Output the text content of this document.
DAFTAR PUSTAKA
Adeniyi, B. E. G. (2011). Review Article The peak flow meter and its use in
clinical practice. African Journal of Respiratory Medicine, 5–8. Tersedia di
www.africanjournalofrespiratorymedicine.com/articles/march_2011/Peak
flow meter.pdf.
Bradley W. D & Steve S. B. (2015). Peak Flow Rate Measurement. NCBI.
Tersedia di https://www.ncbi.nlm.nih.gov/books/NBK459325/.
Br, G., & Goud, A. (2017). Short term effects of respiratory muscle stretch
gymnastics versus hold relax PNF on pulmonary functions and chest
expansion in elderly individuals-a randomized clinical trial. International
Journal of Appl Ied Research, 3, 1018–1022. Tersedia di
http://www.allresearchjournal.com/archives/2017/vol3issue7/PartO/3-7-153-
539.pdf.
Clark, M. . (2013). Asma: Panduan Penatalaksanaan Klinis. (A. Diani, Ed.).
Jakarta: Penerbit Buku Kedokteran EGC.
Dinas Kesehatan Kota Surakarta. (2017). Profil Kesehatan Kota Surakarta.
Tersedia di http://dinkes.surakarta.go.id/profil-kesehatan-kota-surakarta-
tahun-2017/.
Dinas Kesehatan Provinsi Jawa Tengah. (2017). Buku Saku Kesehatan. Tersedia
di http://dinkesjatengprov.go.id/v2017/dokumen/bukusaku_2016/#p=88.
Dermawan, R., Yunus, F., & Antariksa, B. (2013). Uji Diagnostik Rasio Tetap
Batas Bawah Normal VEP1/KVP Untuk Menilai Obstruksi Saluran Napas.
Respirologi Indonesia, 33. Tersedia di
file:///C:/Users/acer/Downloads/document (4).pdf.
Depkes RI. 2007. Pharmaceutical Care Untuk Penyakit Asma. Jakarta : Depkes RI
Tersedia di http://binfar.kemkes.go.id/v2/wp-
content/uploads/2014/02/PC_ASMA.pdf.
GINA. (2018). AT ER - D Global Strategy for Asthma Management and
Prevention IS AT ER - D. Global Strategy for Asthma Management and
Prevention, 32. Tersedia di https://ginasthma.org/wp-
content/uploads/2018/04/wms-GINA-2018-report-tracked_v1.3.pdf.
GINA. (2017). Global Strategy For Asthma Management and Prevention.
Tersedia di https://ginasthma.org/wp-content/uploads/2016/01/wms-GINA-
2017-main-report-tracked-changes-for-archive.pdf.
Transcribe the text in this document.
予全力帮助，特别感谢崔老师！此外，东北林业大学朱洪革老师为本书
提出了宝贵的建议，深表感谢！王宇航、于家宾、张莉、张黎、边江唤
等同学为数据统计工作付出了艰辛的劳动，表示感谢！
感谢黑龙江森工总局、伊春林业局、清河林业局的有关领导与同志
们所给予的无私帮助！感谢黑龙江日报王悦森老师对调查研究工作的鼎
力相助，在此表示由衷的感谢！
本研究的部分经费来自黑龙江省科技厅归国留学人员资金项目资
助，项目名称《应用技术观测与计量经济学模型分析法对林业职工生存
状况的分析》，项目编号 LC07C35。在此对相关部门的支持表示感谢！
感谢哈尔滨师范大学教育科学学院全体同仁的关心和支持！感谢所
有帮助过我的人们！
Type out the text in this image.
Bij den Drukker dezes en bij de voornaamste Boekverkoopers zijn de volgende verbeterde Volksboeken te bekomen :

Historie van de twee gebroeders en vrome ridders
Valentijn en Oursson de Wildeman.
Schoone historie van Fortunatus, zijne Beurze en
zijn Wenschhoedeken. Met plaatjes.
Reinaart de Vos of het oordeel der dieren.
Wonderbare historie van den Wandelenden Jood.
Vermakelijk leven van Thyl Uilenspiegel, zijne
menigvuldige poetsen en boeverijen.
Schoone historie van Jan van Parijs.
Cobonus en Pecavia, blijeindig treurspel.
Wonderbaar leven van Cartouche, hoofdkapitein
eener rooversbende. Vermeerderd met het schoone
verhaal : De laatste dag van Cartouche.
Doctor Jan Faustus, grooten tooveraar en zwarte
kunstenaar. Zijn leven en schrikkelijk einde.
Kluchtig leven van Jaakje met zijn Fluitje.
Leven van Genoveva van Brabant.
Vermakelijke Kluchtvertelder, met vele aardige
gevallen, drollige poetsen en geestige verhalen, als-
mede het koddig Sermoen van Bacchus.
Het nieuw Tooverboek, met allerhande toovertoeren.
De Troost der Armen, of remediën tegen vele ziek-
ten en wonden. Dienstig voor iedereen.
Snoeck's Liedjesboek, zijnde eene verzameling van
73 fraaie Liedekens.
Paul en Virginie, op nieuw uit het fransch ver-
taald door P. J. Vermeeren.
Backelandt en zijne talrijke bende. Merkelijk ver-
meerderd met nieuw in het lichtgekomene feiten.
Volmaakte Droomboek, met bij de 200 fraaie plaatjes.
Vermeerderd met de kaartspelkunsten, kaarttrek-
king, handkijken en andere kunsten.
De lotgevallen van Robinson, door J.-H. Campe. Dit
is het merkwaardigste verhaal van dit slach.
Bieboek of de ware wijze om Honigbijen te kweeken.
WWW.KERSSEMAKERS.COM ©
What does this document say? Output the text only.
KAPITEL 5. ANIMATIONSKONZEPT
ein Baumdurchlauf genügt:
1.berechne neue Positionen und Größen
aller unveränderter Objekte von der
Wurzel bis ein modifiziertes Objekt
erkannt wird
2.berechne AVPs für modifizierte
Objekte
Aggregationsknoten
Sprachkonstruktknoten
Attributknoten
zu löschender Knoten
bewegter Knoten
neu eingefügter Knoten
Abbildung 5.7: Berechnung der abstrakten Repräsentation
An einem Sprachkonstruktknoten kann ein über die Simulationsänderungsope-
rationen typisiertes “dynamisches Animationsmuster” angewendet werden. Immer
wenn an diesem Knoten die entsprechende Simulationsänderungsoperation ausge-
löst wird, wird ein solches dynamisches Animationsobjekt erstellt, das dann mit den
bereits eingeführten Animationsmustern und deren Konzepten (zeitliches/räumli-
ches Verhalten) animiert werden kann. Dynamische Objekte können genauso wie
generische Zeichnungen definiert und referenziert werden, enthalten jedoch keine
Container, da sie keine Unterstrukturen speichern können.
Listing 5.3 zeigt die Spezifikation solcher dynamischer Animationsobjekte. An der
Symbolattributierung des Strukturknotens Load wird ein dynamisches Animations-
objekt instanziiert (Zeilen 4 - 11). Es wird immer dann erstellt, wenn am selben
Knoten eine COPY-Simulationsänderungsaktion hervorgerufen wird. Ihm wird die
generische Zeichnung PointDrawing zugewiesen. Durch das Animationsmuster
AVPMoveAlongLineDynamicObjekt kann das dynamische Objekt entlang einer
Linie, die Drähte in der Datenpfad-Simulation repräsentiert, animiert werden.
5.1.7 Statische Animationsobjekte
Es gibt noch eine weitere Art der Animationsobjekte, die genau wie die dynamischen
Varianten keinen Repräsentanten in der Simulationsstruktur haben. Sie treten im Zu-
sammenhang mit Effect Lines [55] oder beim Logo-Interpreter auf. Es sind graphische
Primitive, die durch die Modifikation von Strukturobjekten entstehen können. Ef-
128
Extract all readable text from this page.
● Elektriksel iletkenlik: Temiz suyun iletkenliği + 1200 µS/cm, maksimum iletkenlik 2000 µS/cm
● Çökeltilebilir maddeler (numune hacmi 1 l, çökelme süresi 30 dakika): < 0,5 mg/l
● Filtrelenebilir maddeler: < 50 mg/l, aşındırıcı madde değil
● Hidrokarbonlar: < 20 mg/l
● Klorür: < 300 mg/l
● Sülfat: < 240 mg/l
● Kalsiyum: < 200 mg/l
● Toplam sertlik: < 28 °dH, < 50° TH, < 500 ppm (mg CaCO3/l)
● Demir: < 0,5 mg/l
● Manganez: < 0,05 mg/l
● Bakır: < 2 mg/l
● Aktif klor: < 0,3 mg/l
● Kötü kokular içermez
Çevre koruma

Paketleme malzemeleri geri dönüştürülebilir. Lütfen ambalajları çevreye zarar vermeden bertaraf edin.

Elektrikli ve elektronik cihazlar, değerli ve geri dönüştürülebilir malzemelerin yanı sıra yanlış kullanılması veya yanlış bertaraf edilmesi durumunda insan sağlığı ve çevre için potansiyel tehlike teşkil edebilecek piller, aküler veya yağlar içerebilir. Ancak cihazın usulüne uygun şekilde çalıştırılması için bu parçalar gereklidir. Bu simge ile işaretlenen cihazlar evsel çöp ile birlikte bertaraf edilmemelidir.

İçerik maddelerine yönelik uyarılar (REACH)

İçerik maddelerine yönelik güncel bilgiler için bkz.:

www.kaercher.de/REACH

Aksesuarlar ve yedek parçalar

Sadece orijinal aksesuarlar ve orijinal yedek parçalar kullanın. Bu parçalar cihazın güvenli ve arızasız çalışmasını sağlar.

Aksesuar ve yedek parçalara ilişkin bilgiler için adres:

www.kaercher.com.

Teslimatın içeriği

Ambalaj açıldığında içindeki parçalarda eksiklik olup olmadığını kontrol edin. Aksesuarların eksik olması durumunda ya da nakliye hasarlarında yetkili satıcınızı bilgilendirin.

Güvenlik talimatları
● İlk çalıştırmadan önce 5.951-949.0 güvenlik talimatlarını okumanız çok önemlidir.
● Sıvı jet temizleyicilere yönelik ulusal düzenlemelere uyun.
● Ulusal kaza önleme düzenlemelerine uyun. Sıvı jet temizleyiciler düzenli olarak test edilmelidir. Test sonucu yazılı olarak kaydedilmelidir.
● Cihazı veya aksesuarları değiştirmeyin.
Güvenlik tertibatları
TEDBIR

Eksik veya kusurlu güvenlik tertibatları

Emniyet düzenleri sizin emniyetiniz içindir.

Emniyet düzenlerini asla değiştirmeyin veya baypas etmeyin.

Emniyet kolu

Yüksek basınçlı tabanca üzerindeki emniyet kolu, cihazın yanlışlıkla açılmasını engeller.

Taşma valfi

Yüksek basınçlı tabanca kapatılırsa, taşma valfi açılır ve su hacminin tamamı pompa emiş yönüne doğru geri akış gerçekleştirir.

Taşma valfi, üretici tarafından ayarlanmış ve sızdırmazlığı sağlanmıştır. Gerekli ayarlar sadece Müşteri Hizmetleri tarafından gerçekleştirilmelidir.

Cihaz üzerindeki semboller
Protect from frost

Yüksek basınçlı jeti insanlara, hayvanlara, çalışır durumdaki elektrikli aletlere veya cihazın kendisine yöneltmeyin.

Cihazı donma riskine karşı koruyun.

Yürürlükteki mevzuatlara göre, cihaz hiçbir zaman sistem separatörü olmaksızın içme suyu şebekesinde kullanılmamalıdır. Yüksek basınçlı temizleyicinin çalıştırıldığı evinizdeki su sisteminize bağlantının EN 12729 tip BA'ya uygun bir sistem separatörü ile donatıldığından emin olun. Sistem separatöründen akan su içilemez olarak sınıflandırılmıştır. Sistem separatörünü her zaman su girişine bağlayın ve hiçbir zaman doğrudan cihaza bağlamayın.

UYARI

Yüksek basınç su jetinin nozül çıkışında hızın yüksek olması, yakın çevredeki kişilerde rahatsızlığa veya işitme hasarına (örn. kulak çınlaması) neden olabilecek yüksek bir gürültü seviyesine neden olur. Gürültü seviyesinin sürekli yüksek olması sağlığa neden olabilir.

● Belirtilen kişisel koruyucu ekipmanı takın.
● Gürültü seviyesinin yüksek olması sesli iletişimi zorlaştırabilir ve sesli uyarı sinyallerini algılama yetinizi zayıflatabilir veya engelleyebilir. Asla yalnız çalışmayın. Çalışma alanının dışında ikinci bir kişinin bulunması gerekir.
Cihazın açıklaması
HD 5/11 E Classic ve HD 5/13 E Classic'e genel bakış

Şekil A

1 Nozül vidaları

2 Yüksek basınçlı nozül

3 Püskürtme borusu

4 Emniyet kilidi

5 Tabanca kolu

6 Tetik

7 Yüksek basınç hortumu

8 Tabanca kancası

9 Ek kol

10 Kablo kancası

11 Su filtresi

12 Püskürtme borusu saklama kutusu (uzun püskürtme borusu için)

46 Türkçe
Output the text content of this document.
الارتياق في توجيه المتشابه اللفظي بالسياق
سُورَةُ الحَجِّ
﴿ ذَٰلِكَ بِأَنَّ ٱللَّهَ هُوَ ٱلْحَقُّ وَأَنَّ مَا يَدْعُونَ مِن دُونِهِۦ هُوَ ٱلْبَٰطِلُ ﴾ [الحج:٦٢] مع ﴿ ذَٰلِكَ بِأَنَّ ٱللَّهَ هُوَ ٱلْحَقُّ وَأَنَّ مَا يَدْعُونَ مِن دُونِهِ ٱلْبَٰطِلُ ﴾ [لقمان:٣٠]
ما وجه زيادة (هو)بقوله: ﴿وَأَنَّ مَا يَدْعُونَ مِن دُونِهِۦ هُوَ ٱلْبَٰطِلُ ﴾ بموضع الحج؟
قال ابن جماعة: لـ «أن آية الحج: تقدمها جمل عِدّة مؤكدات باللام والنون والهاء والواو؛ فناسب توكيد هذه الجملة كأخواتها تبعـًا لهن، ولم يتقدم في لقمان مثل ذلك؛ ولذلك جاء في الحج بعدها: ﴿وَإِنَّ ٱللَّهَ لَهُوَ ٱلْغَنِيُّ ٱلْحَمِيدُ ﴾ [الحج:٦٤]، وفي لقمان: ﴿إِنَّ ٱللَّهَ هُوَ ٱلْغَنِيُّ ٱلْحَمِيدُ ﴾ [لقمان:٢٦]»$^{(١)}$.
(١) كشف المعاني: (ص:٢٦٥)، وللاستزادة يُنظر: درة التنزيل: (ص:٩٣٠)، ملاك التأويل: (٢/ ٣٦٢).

********************

> [EXERCISE BRIEF]: Copy each line holding the word "valfi" from the listing above.

> [EXPECTED ANSWER]:
Taşma valfi
Yüksek basınçlı tabanca kapatılırsa, taşma valfi açılır ve su hacminin tamamı pompa emiş yönüne doğru geri akış gerçekleştirir.
Taşma valfi, üretici tarafından ayarlanmış ve sızdırmazlığı sağlanmıştır. Gerekli ayarlar sadece Müşteri Hizmetleri tarafından gerçekleştirilmelidir.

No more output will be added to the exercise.